Give all of the lines again exactly as they read.

start Extracted data

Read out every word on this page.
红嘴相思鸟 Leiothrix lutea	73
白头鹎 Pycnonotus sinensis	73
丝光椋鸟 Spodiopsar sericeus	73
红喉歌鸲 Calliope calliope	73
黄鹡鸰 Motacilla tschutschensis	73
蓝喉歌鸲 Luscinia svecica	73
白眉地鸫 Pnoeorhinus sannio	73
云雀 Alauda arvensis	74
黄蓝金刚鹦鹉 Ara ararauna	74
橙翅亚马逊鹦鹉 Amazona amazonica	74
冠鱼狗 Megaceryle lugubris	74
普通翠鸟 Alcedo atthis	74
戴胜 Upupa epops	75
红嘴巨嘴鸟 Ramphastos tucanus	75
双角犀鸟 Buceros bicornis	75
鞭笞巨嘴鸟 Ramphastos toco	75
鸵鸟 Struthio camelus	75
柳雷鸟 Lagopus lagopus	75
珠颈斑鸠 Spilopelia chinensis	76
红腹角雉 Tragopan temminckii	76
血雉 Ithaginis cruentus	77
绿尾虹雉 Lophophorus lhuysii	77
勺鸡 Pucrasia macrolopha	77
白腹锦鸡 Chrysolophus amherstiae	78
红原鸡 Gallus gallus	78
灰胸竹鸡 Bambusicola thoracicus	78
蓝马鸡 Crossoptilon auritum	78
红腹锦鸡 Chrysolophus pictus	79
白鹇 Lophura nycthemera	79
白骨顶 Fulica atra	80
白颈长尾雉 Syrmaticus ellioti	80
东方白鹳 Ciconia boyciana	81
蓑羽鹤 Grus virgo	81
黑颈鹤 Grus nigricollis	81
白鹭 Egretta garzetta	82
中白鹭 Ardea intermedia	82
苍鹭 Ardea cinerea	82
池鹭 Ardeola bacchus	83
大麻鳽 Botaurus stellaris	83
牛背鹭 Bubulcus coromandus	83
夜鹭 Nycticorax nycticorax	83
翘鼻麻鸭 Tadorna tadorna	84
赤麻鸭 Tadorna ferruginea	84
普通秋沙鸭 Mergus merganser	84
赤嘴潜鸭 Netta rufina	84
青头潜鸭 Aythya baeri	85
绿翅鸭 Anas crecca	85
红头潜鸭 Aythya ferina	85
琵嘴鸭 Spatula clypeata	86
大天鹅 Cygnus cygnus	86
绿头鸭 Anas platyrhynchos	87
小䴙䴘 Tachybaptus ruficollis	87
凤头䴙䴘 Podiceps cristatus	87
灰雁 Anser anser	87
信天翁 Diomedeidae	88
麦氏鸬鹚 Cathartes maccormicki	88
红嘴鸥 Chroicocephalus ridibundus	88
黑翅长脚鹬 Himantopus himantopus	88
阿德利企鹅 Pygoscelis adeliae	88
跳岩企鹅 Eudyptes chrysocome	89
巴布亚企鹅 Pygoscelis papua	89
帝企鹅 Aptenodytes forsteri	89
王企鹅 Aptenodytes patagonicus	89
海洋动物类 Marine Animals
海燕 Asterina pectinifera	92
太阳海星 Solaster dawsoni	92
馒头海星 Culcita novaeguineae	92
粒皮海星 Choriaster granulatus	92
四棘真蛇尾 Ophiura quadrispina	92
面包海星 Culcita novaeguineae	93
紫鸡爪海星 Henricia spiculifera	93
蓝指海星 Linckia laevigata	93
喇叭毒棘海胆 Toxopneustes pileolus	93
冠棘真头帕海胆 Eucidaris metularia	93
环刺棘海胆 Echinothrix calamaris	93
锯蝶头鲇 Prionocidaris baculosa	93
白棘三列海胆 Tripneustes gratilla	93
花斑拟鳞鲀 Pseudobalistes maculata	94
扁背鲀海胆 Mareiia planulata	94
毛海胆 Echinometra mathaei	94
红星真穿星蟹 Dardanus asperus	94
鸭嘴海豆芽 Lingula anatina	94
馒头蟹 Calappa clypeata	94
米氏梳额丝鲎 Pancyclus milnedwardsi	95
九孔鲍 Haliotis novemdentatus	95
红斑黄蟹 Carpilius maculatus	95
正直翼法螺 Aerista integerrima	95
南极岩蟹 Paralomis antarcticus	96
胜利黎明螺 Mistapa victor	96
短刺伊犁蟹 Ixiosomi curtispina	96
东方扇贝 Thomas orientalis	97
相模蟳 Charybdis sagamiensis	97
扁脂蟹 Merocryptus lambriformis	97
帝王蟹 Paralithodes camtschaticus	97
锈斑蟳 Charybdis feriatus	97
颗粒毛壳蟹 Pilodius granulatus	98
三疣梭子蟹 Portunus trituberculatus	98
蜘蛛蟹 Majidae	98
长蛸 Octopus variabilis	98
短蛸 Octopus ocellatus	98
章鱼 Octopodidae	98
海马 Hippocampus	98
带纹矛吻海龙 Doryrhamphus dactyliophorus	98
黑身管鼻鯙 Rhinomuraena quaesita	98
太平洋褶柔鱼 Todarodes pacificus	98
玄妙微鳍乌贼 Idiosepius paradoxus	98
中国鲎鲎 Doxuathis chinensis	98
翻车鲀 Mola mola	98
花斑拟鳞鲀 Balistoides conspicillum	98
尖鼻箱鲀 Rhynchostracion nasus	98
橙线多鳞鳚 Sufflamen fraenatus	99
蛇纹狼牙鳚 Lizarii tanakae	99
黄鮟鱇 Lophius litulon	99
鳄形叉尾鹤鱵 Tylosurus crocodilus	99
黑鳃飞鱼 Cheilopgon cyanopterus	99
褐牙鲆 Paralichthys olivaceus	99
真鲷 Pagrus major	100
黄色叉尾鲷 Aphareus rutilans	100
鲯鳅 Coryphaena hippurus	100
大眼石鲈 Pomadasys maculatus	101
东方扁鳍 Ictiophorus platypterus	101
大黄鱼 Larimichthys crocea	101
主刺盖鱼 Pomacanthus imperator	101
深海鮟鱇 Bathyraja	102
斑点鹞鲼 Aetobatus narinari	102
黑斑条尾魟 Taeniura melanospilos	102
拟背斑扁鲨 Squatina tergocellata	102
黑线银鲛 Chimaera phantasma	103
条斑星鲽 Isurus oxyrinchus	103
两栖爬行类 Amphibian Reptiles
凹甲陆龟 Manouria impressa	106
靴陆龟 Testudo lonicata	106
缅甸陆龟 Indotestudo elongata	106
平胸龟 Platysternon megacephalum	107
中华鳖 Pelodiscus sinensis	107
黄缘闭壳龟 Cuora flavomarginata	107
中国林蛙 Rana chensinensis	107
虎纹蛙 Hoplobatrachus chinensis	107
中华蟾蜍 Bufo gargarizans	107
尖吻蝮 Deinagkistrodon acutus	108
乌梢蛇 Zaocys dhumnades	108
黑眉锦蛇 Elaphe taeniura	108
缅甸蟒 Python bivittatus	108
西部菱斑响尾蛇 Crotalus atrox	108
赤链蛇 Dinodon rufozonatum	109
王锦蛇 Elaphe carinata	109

end Extracted data

◆ Completed exercise:
Read out every word on this page.
红嘴相思鸟 Leiothrix lutea	73
白头鹎 Pycnonotus sinensis	73
丝光椋鸟 Spodiopsar sericeus	73
红喉歌鸲 Calliope calliope	73
黄鹡鸰 Motacilla tschutschensis	73
蓝喉歌鸲 Luscinia svecica	73
白眉地鸫 Pnoeorhinus sannio	73
云雀 Alauda arvensis	74
黄蓝金刚鹦鹉 Ara ararauna	74
橙翅亚马逊鹦鹉 Amazona amazonica	74
冠鱼狗 Megaceryle lugubris	74
普通翠鸟 Alcedo atthis	74
戴胜 Upupa epops	75
红嘴巨嘴鸟 Ramphastos tucanus	75
双角犀鸟 Buceros bicornis	75
鞭笞巨嘴鸟 Ramphastos toco	75
鸵鸟 Struthio camelus	75
柳雷鸟 Lagopus lagopus	75
珠颈斑鸠 Spilopelia chinensis	76
红腹角雉 Tragopan temminckii	76
血雉 Ithaginis cruentus	77
绿尾虹雉 Lophophorus lhuysii	77
勺鸡 Pucrasia macrolopha	77
白腹锦鸡 Chrysolophus amherstiae	78
红原鸡 Gallus gallus	78
灰胸竹鸡 Bambusicola thoracicus	78
蓝马鸡 Crossoptilon auritum	78
红腹锦鸡 Chrysolophus pictus	79
白鹇 Lophura nycthemera	79
白骨顶 Fulica atra	80
白颈长尾雉 Syrmaticus ellioti	80
东方白鹳 Ciconia boyciana	81
蓑羽鹤 Grus virgo	81
黑颈鹤 Grus nigricollis	81
白鹭 Egretta garzetta	82
中白鹭 Ardea intermedia	82
苍鹭 Ardea cinerea	82
池鹭 Ardeola bacchus	83
大麻鳽 Botaurus stellaris	83
牛背鹭 Bubulcus coromandus	83
夜鹭 Nycticorax nycticorax	83
翘鼻麻鸭 Tadorna tadorna	84
赤麻鸭 Tadorna ferruginea	84
普通秋沙鸭 Mergus merganser	84
赤嘴潜鸭 Netta rufina	84
青头潜鸭 Aythya baeri	85
绿翅鸭 Anas crecca	85
红头潜鸭 Aythya ferina	85
琵嘴鸭 Spatula clypeata	86
大天鹅 Cygnus cygnus	86
绿头鸭 Anas platyrhynchos	87
小䴙䴘 Tachybaptus ruficollis	87
凤头䴙䴘 Podiceps cristatus	87
灰雁 Anser anser	87
信天翁 Diomedeidae	88
麦氏鸬鹚 Cathartes maccormicki	88
红嘴鸥 Chroicocephalus ridibundus	88
黑翅长脚鹬 Himantopus himantopus	88
阿德利企鹅 Pygoscelis adeliae	88
跳岩企鹅 Eudyptes chrysocome	89
巴布亚企鹅 Pygoscelis papua	89
帝企鹅 Aptenodytes forsteri	89
王企鹅 Aptenodytes patagonicus	89
海洋动物类 Marine Animals
海燕 Asterina pectinifera	92
太阳海星 Solaster dawsoni	92
馒头海星 Culcita novaeguineae	92
粒皮海星 Choriaster granulatus	92
四棘真蛇尾 Ophiura quadrispina	92
面包海星 Culcita novaeguineae	93
紫鸡爪海星 Henricia spiculifera	93
蓝指海星 Linckia laevigata	93
喇叭毒棘海胆 Toxopneustes pileolus	93
冠棘真头帕海胆 Eucidaris metularia	93
环刺棘海胆 Echinothrix calamaris	93
锯蝶头鲇 Prionocidaris baculosa	93
白棘三列海胆 Tripneustes gratilla	93
花斑拟鳞鲀 Pseudobalistes maculata	94
扁背鲀海胆 Mareiia planulata	94
毛海胆 Echinometra mathaei	94
红星真穿星蟹 Dardanus asperus	94
鸭嘴海豆芽 Lingula anatina	94
馒头蟹 Calappa clypeata	94
米氏梳额丝鲎 Pancyclus milnedwardsi	95
九孔鲍 Haliotis novemdentatus	95
红斑黄蟹 Carpilius maculatus	95
正直翼法螺 Aerista integerrima	95
南极岩蟹 Paralomis antarcticus	96
胜利黎明螺 Mistapa victor	96
短刺伊犁蟹 Ixiosomi curtispina	96
东方扇贝 Thomas orientalis	97
相模蟳 Charybdis sagamiensis	97
扁脂蟹 Merocryptus lambriformis	97
帝王蟹 Paralithodes camtschaticus	97
锈斑蟳 Charybdis feriatus	97
颗粒毛壳蟹 Pilodius granulatus	98
三疣梭子蟹 Portunus trituberculatus	98
蜘蛛蟹 Majidae	98
长蛸 Octopus variabilis	98
短蛸 Octopus ocellatus	98
章鱼 Octopodidae	98
海马 Hippocampus	98
带纹矛吻海龙 Doryrhamphus dactyliophorus	98
黑身管鼻鯙 Rhinomuraena quaesita	98
太平洋褶柔鱼 Todarodes pacificus	98
玄妙微鳍乌贼 Idiosepius paradoxus	98
中国鲎鲎 Doxuathis chinensis	98
翻车鲀 Mola mola	98
花斑拟鳞鲀 Balistoides conspicillum	98
尖鼻箱鲀 Rhynchostracion nasus	98
橙线多鳞鳚 Sufflamen fraenatus	99
蛇纹狼牙鳚 Lizarii tanakae	99
黄鮟鱇 Lophius litulon	99
鳄形叉尾鹤鱵 Tylosurus crocodilus	99
黑鳃飞鱼 Cheilopgon cyanopterus	99
褐牙鲆 Paralichthys olivaceus	99
真鲷 Pagrus major	100
黄色叉尾鲷 Aphareus rutilans	100
鲯鳅 Coryphaena hippurus	100
大眼石鲈 Pomadasys maculatus	101
东方扁鳍 Ictiophorus platypterus	101
大黄鱼 Larimichthys crocea	101
主刺盖鱼 Pomacanthus imperator	101
深海鮟鱇 Bathyraja	102
斑点鹞鲼 Aetobatus narinari	102
黑斑条尾魟 Taeniura melanospilos	102
拟背斑扁鲨 Squatina tergocellata	102
黑线银鲛 Chimaera phantasma	103
条斑星鲽 Isurus oxyrinchus	103
两栖爬行类 Amphibian Reptiles
凹甲陆龟 Manouria impressa	106
靴陆龟 Testudo lonicata	106
缅甸陆龟 Indotestudo elongata	106
平胸龟 Platysternon megacephalum	107
中华鳖 Pelodiscus sinensis	107
黄缘闭壳龟 Cuora flavomarginata	107
中国林蛙 Rana chensinensis	107
虎纹蛙 Hoplobatrachus chinensis	107
中华蟾蜍 Bufo gargarizans	107
尖吻蝮 Deinagkistrodon acutus	108
乌梢蛇 Zaocys dhumnades	108
黑眉锦蛇 Elaphe taeniura	108
缅甸蟒 Python bivittatus	108
西部菱斑响尾蛇 Crotalus atrox	108
赤链蛇 Dinodon rufozonatum	109
王锦蛇 Elaphe carinata	109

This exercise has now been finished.